Figure dataset records:

━━━━

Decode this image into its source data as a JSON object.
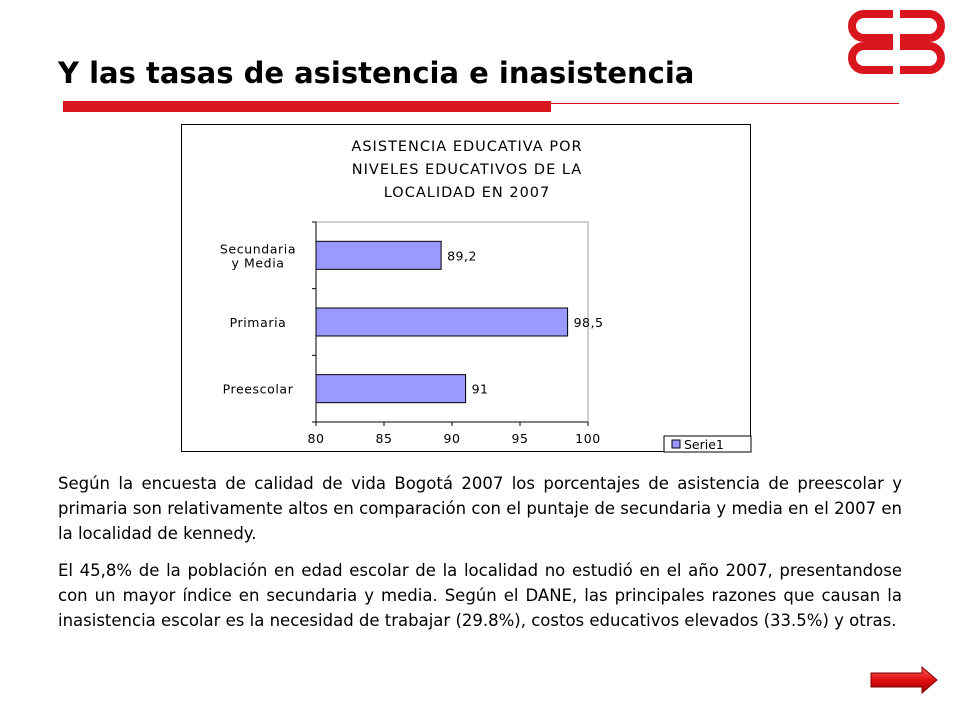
{
  "slide": {
    "title": "Y las tasas de asistencia e inasistencia",
    "accent_color": "#d9161e",
    "logo_icon": "interlocked-ring-logo"
  },
  "chart_data": {
    "type": "bar",
    "orientation": "horizontal",
    "title_lines": [
      "ASISTENCIA EDUCATIVA POR",
      "NIVELES EDUCATIVOS DE LA",
      "LOCALIDAD EN 2007"
    ],
    "categories": [
      {
        "label_lines": [
          "Secundaria",
          "y Media"
        ],
        "value": 89.2,
        "value_label": "89,2"
      },
      {
        "label_lines": [
          "Primaria"
        ],
        "value": 98.5,
        "value_label": "98,5"
      },
      {
        "label_lines": [
          "Preescolar"
        ],
        "value": 91,
        "value_label": "91"
      }
    ],
    "series": [
      {
        "name": "Serie1",
        "color": "#9999ff"
      }
    ],
    "xlim": [
      80,
      100
    ],
    "xticks": [
      80,
      85,
      90,
      95,
      100
    ],
    "grid": false,
    "legend": "bottom-right"
  },
  "paragraphs": [
    "Según la encuesta de calidad de vida Bogotá 2007 los porcentajes de asistencia de preescolar y primaria son relativamente altos en comparación con el puntaje de secundaria y media en el 2007 en la localidad de kennedy.",
    "El 45,8% de la población en edad escolar de la localidad no estudió en el año 2007, presentandose con un mayor índice en secundaria y media. Según el DANE, las principales razones que causan la inasistencia escolar es la necesidad de trabajar (29.8%), costos educativos elevados (33.5%) y otras."
  ],
  "navigation": {
    "next_icon": "next-arrow-icon"
  }
}
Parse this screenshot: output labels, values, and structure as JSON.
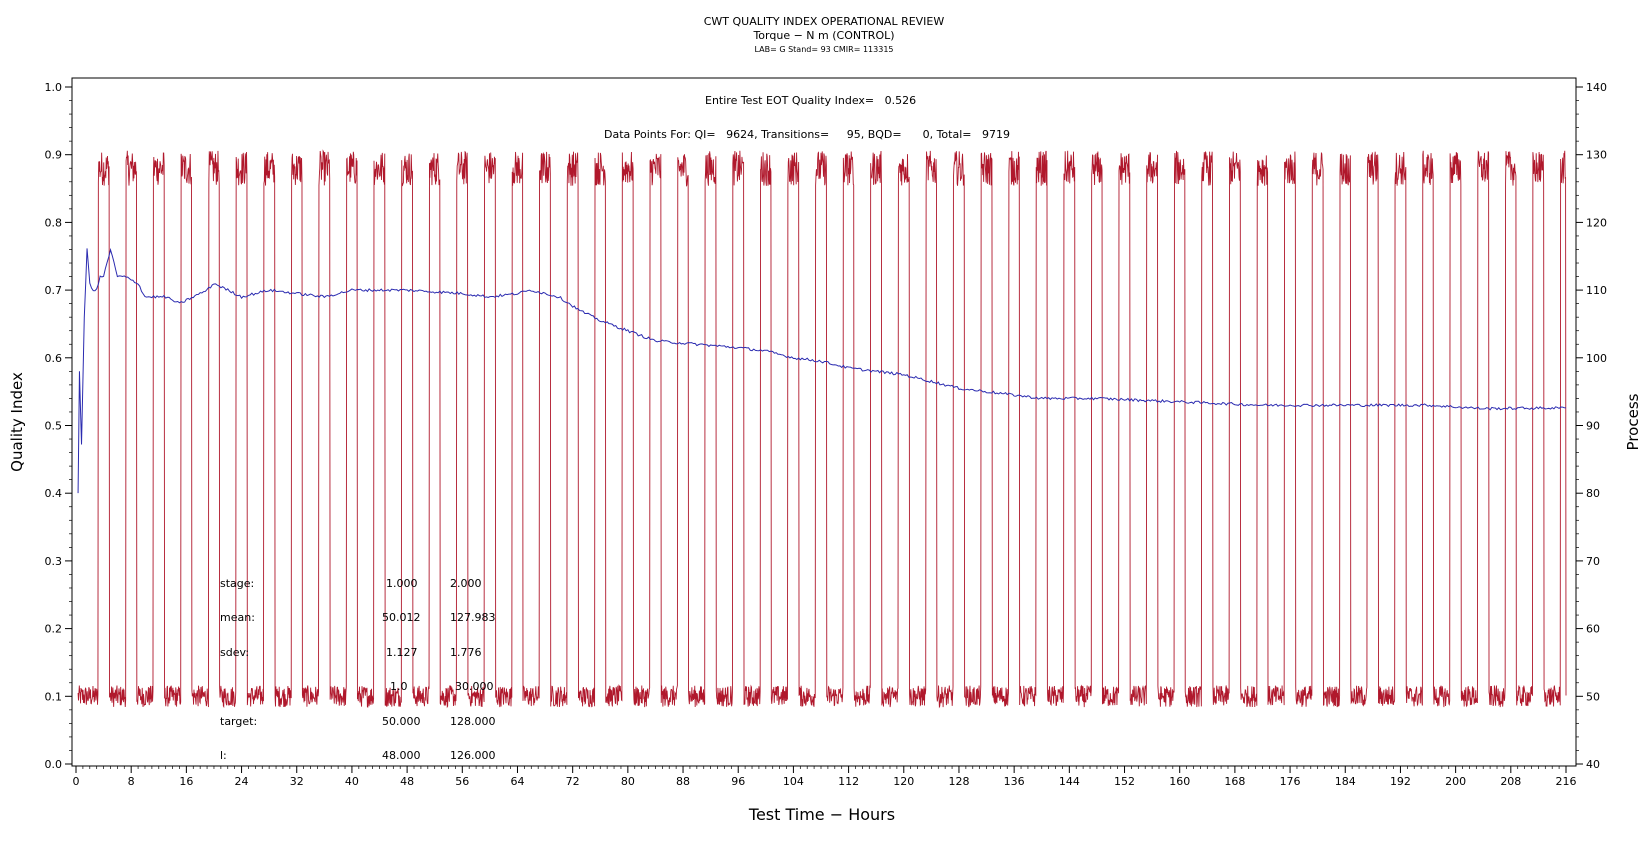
{
  "header": {
    "title": "CWT QUALITY INDEX OPERATIONAL REVIEW",
    "subtitle": "Torque − N m (CONTROL)",
    "lab_line": "LAB= G Stand= 93 CMIR= 113315"
  },
  "annotations": {
    "eot_quality": "Entire Test EOT Quality Index=   0.526",
    "data_points": "Data Points For: QI=   9624, Transitions=     95, BQD=      0, Total=   9719"
  },
  "stats_table": {
    "rows": [
      {
        "label": "stage:",
        "v1": "1.000",
        "v2": "2.000"
      },
      {
        "label": "mean:",
        "v1": "50.012",
        "v2": "127.983"
      },
      {
        "label": "sdev:",
        "v1": "1.127",
        "v2": "1.776"
      },
      {
        "label": "",
        "v1": "1.0",
        "v2": "30.000"
      },
      {
        "label": "target:",
        "v1": "50.000",
        "v2": "128.000"
      },
      {
        "label": "l:",
        "v1": "48.000",
        "v2": "126.000"
      }
    ]
  },
  "colors": {
    "quality_index": "#2b2bb0",
    "process": "#b0182c"
  },
  "chart_data": {
    "type": "line",
    "xlabel": "Test Time − Hours",
    "ylabel": "Quality Index",
    "y2label": "Process",
    "xlim": [
      0,
      216
    ],
    "ylim": [
      0.0,
      1.0
    ],
    "y2lim": [
      40,
      140
    ],
    "xticks": [
      0,
      8,
      16,
      24,
      32,
      40,
      48,
      56,
      64,
      72,
      80,
      88,
      96,
      104,
      112,
      120,
      128,
      136,
      144,
      152,
      160,
      168,
      176,
      184,
      192,
      200,
      208,
      216
    ],
    "yticks": [
      0.0,
      0.1,
      0.2,
      0.3,
      0.4,
      0.5,
      0.6,
      0.7,
      0.8,
      0.9,
      1.0
    ],
    "y2ticks": [
      40,
      50,
      60,
      70,
      80,
      90,
      100,
      110,
      120,
      130,
      140
    ],
    "series": [
      {
        "axis": "left",
        "points": [
          [
            0.3,
            0.4
          ],
          [
            0.5,
            0.58
          ],
          [
            0.8,
            0.47
          ],
          [
            1.2,
            0.66
          ],
          [
            1.6,
            0.76
          ],
          [
            2.0,
            0.71
          ],
          [
            2.5,
            0.7
          ],
          [
            3.0,
            0.7
          ],
          [
            3.5,
            0.72
          ],
          [
            4.0,
            0.72
          ],
          [
            5.0,
            0.76
          ],
          [
            6.0,
            0.72
          ],
          [
            7.0,
            0.72
          ],
          [
            9.0,
            0.71
          ],
          [
            10.0,
            0.69
          ],
          [
            13.0,
            0.69
          ],
          [
            15.0,
            0.68
          ],
          [
            17.0,
            0.69
          ],
          [
            19.0,
            0.7
          ],
          [
            20.0,
            0.71
          ],
          [
            24.0,
            0.69
          ],
          [
            28.0,
            0.7
          ],
          [
            36.0,
            0.69
          ],
          [
            40.0,
            0.7
          ],
          [
            48.0,
            0.7
          ],
          [
            56.0,
            0.695
          ],
          [
            60.0,
            0.69
          ],
          [
            64.0,
            0.695
          ],
          [
            66.0,
            0.7
          ],
          [
            70.0,
            0.69
          ],
          [
            73.0,
            0.67
          ],
          [
            76.0,
            0.655
          ],
          [
            80.0,
            0.64
          ],
          [
            84.0,
            0.625
          ],
          [
            90.0,
            0.62
          ],
          [
            96.0,
            0.615
          ],
          [
            100.0,
            0.61
          ],
          [
            104.0,
            0.6
          ],
          [
            108.0,
            0.595
          ],
          [
            112.0,
            0.585
          ],
          [
            116.0,
            0.58
          ],
          [
            120.0,
            0.575
          ],
          [
            124.0,
            0.565
          ],
          [
            128.0,
            0.555
          ],
          [
            132.0,
            0.55
          ],
          [
            136.0,
            0.545
          ],
          [
            140.0,
            0.54
          ],
          [
            148.0,
            0.54
          ],
          [
            160.0,
            0.535
          ],
          [
            172.0,
            0.53
          ],
          [
            184.0,
            0.53
          ],
          [
            196.0,
            0.53
          ],
          [
            204.0,
            0.525
          ],
          [
            216.0,
            0.526
          ]
        ]
      },
      {
        "axis": "right",
        "low_level": 50,
        "high_level": 128,
        "high_windows": [
          [
            3.2,
            4.8
          ],
          [
            7.2,
            8.8
          ],
          [
            11.2,
            12.8
          ],
          [
            15.2,
            16.8
          ],
          [
            19.2,
            20.8
          ],
          [
            23.2,
            24.8
          ],
          [
            27.2,
            28.8
          ],
          [
            31.2,
            32.8
          ],
          [
            35.2,
            36.8
          ],
          [
            39.2,
            40.8
          ],
          [
            43.2,
            44.8
          ],
          [
            47.2,
            48.8
          ],
          [
            51.2,
            52.8
          ],
          [
            55.2,
            56.8
          ],
          [
            59.2,
            60.8
          ],
          [
            63.2,
            64.8
          ],
          [
            67.2,
            68.8
          ],
          [
            71.2,
            72.8
          ],
          [
            75.2,
            76.8
          ],
          [
            79.2,
            80.8
          ],
          [
            83.2,
            84.8
          ],
          [
            87.2,
            88.8
          ],
          [
            91.2,
            92.8
          ],
          [
            95.2,
            96.8
          ],
          [
            99.2,
            100.8
          ],
          [
            103.2,
            104.8
          ],
          [
            107.2,
            108.8
          ],
          [
            111.2,
            112.8
          ],
          [
            115.2,
            116.8
          ],
          [
            119.2,
            120.8
          ],
          [
            123.2,
            124.8
          ],
          [
            127.2,
            128.8
          ],
          [
            131.2,
            132.8
          ],
          [
            135.2,
            136.8
          ],
          [
            139.2,
            140.8
          ],
          [
            143.2,
            144.8
          ],
          [
            147.2,
            148.8
          ],
          [
            151.2,
            152.8
          ],
          [
            155.2,
            156.8
          ],
          [
            159.2,
            160.8
          ],
          [
            163.2,
            164.8
          ],
          [
            167.2,
            168.8
          ],
          [
            171.2,
            172.8
          ],
          [
            175.2,
            176.8
          ],
          [
            179.2,
            180.8
          ],
          [
            183.2,
            184.8
          ],
          [
            187.2,
            188.8
          ],
          [
            191.2,
            192.8
          ],
          [
            195.2,
            196.8
          ],
          [
            199.2,
            200.8
          ],
          [
            203.2,
            204.8
          ],
          [
            207.2,
            208.8
          ],
          [
            211.2,
            212.8
          ],
          [
            215.2,
            216.0
          ]
        ]
      }
    ]
  }
}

━━━━

Given problem: Tell how many lines of the records above hold the string "Test". Give no other text.

Answer below: 2